## Source records:

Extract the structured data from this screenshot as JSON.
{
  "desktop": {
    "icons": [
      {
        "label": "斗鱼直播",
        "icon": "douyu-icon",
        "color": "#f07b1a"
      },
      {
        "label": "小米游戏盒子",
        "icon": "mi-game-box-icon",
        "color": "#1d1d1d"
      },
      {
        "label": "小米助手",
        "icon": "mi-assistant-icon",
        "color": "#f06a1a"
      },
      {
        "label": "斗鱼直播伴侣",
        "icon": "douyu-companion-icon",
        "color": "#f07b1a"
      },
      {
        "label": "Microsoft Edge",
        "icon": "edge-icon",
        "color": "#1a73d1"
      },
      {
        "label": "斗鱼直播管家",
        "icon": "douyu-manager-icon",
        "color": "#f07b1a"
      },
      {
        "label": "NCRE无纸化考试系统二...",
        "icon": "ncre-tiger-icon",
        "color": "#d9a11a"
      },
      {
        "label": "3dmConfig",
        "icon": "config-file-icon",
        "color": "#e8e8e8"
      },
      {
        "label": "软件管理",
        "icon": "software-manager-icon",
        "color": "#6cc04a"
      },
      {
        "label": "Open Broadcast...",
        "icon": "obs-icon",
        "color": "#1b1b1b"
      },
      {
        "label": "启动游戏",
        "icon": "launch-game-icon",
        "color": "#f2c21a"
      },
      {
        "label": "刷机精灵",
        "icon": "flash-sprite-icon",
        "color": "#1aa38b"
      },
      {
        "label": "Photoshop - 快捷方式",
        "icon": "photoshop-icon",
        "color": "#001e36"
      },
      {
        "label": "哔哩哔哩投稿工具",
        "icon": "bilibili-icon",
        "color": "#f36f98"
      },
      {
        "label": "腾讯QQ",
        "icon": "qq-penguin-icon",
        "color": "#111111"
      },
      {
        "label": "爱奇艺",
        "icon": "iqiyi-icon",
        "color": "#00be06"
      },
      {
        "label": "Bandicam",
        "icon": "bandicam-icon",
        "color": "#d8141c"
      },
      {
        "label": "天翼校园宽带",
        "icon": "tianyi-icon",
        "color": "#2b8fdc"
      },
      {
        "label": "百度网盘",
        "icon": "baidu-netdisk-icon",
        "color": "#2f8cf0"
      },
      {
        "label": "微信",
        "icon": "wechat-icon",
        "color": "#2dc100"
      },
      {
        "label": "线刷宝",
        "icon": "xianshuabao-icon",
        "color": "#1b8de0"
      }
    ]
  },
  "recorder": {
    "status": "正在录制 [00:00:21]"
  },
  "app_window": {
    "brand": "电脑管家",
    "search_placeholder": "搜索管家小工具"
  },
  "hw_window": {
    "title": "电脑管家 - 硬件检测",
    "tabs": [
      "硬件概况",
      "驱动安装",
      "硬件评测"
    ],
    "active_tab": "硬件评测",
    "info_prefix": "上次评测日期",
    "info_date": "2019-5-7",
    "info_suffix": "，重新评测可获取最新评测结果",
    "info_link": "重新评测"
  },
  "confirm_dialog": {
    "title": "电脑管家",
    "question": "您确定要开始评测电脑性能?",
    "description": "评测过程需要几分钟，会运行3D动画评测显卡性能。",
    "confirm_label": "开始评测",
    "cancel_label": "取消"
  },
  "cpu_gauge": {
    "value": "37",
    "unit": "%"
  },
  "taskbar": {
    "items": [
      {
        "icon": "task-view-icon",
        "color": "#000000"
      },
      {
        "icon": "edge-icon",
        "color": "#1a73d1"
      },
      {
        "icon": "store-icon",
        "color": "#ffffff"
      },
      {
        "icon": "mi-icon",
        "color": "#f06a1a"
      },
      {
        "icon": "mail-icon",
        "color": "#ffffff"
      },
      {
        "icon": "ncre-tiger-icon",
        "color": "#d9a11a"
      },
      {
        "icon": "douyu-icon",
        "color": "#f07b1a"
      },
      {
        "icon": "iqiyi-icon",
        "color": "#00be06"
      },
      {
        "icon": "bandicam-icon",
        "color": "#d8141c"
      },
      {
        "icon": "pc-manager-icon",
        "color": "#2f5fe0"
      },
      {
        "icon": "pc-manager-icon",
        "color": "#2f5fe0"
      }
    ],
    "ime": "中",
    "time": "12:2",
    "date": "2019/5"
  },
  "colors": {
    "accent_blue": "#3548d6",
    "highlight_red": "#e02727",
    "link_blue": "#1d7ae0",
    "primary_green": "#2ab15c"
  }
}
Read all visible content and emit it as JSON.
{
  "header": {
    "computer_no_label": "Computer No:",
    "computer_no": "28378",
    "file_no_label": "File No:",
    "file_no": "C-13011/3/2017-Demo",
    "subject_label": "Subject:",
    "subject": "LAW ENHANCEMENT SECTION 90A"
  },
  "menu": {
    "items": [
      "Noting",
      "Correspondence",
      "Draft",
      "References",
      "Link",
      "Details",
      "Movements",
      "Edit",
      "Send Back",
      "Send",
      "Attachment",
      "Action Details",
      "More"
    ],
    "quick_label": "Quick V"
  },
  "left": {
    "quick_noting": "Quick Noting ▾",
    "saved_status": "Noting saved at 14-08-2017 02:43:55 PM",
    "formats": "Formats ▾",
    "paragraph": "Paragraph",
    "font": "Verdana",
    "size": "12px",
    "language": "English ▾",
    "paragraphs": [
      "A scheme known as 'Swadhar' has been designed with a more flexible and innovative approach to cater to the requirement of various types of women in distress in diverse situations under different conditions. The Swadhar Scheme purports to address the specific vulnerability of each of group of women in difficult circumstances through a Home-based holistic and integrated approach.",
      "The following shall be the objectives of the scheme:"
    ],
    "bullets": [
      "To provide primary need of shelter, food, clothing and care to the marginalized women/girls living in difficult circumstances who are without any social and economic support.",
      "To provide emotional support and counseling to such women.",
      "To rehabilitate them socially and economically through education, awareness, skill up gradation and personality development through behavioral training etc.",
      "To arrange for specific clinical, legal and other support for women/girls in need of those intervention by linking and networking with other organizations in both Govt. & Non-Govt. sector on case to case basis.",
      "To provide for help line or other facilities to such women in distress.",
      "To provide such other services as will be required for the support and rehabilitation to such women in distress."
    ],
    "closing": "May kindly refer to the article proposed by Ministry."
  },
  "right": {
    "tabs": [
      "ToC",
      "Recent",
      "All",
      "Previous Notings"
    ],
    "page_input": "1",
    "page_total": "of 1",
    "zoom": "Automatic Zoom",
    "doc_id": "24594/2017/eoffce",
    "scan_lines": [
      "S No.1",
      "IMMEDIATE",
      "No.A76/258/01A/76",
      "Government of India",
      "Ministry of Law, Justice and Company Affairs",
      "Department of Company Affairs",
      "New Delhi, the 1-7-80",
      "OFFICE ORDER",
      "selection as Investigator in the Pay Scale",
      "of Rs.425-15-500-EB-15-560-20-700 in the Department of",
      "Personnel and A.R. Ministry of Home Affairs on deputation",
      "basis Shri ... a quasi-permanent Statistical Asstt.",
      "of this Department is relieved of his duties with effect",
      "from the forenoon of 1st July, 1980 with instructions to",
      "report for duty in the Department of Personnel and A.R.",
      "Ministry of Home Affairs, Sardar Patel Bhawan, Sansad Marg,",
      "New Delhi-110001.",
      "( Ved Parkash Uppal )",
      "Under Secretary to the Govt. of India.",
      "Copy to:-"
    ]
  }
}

## Written task:
State the count of lines in the data holding the word "Personnel", adding nothing to it.

## Reply to the task:
2